§ **WHAT TO WORK ON**:
Extract the records in full, leaving every picture out.

§ **AVAILABLE RECORDS**:
····················

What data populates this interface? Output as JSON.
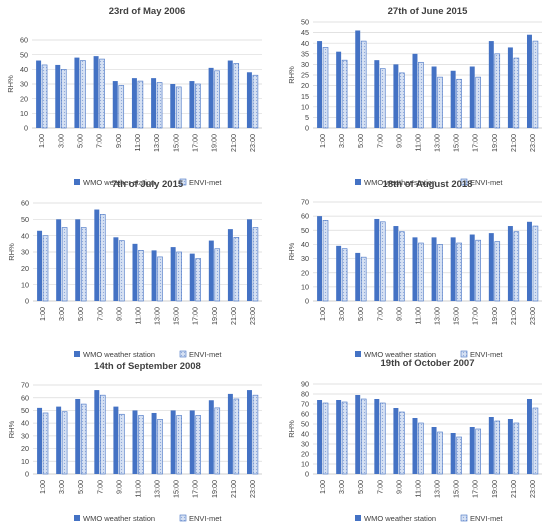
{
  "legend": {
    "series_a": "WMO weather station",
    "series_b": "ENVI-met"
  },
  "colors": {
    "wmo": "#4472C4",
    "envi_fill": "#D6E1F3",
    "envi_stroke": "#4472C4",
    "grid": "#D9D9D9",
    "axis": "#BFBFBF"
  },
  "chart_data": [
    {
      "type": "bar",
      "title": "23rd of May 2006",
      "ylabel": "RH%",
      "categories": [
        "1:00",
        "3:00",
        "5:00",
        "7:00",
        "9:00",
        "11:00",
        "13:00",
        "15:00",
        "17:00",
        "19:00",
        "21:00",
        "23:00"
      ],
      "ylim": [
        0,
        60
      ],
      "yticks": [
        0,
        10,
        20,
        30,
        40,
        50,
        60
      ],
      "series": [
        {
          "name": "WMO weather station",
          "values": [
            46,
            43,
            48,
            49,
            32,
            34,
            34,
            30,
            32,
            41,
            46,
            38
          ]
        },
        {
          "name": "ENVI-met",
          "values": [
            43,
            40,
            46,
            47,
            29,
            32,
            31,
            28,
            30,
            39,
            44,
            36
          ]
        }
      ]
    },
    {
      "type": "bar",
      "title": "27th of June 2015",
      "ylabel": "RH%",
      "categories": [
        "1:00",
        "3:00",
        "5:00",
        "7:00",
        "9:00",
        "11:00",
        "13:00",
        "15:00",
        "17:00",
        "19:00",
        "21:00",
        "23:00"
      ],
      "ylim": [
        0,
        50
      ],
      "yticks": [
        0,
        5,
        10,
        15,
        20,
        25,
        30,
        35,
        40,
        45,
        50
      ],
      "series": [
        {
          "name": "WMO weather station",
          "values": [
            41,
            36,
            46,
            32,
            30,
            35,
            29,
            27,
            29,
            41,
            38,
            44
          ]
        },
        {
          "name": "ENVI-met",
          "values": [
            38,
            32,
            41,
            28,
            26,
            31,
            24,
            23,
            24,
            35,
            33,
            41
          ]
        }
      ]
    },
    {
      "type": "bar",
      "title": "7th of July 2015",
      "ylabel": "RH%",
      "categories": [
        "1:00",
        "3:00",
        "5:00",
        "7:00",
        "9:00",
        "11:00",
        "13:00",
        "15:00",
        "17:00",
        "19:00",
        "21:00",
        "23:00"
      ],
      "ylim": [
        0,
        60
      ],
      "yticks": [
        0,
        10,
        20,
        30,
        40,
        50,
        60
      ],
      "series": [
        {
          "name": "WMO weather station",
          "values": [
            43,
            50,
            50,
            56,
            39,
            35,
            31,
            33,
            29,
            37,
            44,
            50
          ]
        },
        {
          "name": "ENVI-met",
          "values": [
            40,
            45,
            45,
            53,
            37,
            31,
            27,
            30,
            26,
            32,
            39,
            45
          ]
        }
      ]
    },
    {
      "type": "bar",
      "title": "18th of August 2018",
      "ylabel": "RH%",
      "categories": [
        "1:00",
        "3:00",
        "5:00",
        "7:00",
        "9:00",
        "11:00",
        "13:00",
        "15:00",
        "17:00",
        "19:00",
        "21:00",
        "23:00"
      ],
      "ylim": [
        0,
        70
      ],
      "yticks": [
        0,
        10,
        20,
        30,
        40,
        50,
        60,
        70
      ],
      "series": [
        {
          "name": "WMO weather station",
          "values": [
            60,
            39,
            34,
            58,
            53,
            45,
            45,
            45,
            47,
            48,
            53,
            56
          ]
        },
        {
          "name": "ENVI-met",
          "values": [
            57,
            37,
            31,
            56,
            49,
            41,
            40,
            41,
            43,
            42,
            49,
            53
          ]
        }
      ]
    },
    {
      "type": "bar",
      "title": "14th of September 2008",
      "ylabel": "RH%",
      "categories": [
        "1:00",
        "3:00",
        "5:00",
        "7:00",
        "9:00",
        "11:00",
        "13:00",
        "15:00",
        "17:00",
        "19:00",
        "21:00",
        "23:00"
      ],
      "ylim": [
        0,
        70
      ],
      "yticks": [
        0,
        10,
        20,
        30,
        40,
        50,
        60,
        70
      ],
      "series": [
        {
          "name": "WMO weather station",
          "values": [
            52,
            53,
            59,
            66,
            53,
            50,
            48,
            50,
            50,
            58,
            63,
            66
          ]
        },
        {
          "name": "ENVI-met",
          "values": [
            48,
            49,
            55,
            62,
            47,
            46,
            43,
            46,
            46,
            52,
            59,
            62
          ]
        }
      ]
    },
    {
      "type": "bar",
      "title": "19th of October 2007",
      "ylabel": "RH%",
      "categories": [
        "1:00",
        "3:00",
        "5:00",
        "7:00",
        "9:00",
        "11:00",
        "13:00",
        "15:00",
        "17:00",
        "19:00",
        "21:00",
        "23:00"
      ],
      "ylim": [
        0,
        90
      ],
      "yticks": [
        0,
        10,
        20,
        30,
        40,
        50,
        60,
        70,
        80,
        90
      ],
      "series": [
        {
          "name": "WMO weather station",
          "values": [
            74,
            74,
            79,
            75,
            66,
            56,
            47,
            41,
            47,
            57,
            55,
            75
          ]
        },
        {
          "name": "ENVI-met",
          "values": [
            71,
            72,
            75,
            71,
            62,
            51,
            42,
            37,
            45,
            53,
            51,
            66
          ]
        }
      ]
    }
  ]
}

····················

§ **WRITTEN ANSWER**:
What data populates this interface? Output as JSON.
{
  "legend": {
    "series_a": "WMO weather station",
    "series_b": "ENVI-met"
  },
  "colors": {
    "wmo": "#4472C4",
    "envi_fill": "#D6E1F3",
    "envi_stroke": "#4472C4",
    "grid": "#D9D9D9",
    "axis": "#BFBFBF"
  },
  "chart_data": [
    {
      "type": "bar",
      "title": "23rd of May 2006",
      "ylabel": "RH%",
      "categories": [
        "1:00",
        "3:00",
        "5:00",
        "7:00",
        "9:00",
        "11:00",
        "13:00",
        "15:00",
        "17:00",
        "19:00",
        "21:00",
        "23:00"
      ],
      "ylim": [
        0,
        60
      ],
      "yticks": [
        0,
        10,
        20,
        30,
        40,
        50,
        60
      ],
      "series": [
        {
          "name": "WMO weather station",
          "values": [
            46,
            43,
            48,
            49,
            32,
            34,
            34,
            30,
            32,
            41,
            46,
            38
          ]
        },
        {
          "name": "ENVI-met",
          "values": [
            43,
            40,
            46,
            47,
            29,
            32,
            31,
            28,
            30,
            39,
            44,
            36
          ]
        }
      ]
    },
    {
      "type": "bar",
      "title": "27th of June 2015",
      "ylabel": "RH%",
      "categories": [
        "1:00",
        "3:00",
        "5:00",
        "7:00",
        "9:00",
        "11:00",
        "13:00",
        "15:00",
        "17:00",
        "19:00",
        "21:00",
        "23:00"
      ],
      "ylim": [
        0,
        50
      ],
      "yticks": [
        0,
        5,
        10,
        15,
        20,
        25,
        30,
        35,
        40,
        45,
        50
      ],
      "series": [
        {
          "name": "WMO weather station",
          "values": [
            41,
            36,
            46,
            32,
            30,
            35,
            29,
            27,
            29,
            41,
            38,
            44
          ]
        },
        {
          "name": "ENVI-met",
          "values": [
            38,
            32,
            41,
            28,
            26,
            31,
            24,
            23,
            24,
            35,
            33,
            41
          ]
        }
      ]
    },
    {
      "type": "bar",
      "title": "7th of July 2015",
      "ylabel": "RH%",
      "categories": [
        "1:00",
        "3:00",
        "5:00",
        "7:00",
        "9:00",
        "11:00",
        "13:00",
        "15:00",
        "17:00",
        "19:00",
        "21:00",
        "23:00"
      ],
      "ylim": [
        0,
        60
      ],
      "yticks": [
        0,
        10,
        20,
        30,
        40,
        50,
        60
      ],
      "series": [
        {
          "name": "WMO weather station",
          "values": [
            43,
            50,
            50,
            56,
            39,
            35,
            31,
            33,
            29,
            37,
            44,
            50
          ]
        },
        {
          "name": "ENVI-met",
          "values": [
            40,
            45,
            45,
            53,
            37,
            31,
            27,
            30,
            26,
            32,
            39,
            45
          ]
        }
      ]
    },
    {
      "type": "bar",
      "title": "18th of August 2018",
      "ylabel": "RH%",
      "categories": [
        "1:00",
        "3:00",
        "5:00",
        "7:00",
        "9:00",
        "11:00",
        "13:00",
        "15:00",
        "17:00",
        "19:00",
        "21:00",
        "23:00"
      ],
      "ylim": [
        0,
        70
      ],
      "yticks": [
        0,
        10,
        20,
        30,
        40,
        50,
        60,
        70
      ],
      "series": [
        {
          "name": "WMO weather station",
          "values": [
            60,
            39,
            34,
            58,
            53,
            45,
            45,
            45,
            47,
            48,
            53,
            56
          ]
        },
        {
          "name": "ENVI-met",
          "values": [
            57,
            37,
            31,
            56,
            49,
            41,
            40,
            41,
            43,
            42,
            49,
            53
          ]
        }
      ]
    },
    {
      "type": "bar",
      "title": "14th of September 2008",
      "ylabel": "RH%",
      "categories": [
        "1:00",
        "3:00",
        "5:00",
        "7:00",
        "9:00",
        "11:00",
        "13:00",
        "15:00",
        "17:00",
        "19:00",
        "21:00",
        "23:00"
      ],
      "ylim": [
        0,
        70
      ],
      "yticks": [
        0,
        10,
        20,
        30,
        40,
        50,
        60,
        70
      ],
      "series": [
        {
          "name": "WMO weather station",
          "values": [
            52,
            53,
            59,
            66,
            53,
            50,
            48,
            50,
            50,
            58,
            63,
            66
          ]
        },
        {
          "name": "ENVI-met",
          "values": [
            48,
            49,
            55,
            62,
            47,
            46,
            43,
            46,
            46,
            52,
            59,
            62
          ]
        }
      ]
    },
    {
      "type": "bar",
      "title": "19th of October 2007",
      "ylabel": "RH%",
      "categories": [
        "1:00",
        "3:00",
        "5:00",
        "7:00",
        "9:00",
        "11:00",
        "13:00",
        "15:00",
        "17:00",
        "19:00",
        "21:00",
        "23:00"
      ],
      "ylim": [
        0,
        90
      ],
      "yticks": [
        0,
        10,
        20,
        30,
        40,
        50,
        60,
        70,
        80,
        90
      ],
      "series": [
        {
          "name": "WMO weather station",
          "values": [
            74,
            74,
            79,
            75,
            66,
            56,
            47,
            41,
            47,
            57,
            55,
            75
          ]
        },
        {
          "name": "ENVI-met",
          "values": [
            71,
            72,
            75,
            71,
            62,
            51,
            42,
            37,
            45,
            53,
            51,
            66
          ]
        }
      ]
    }
  ]
}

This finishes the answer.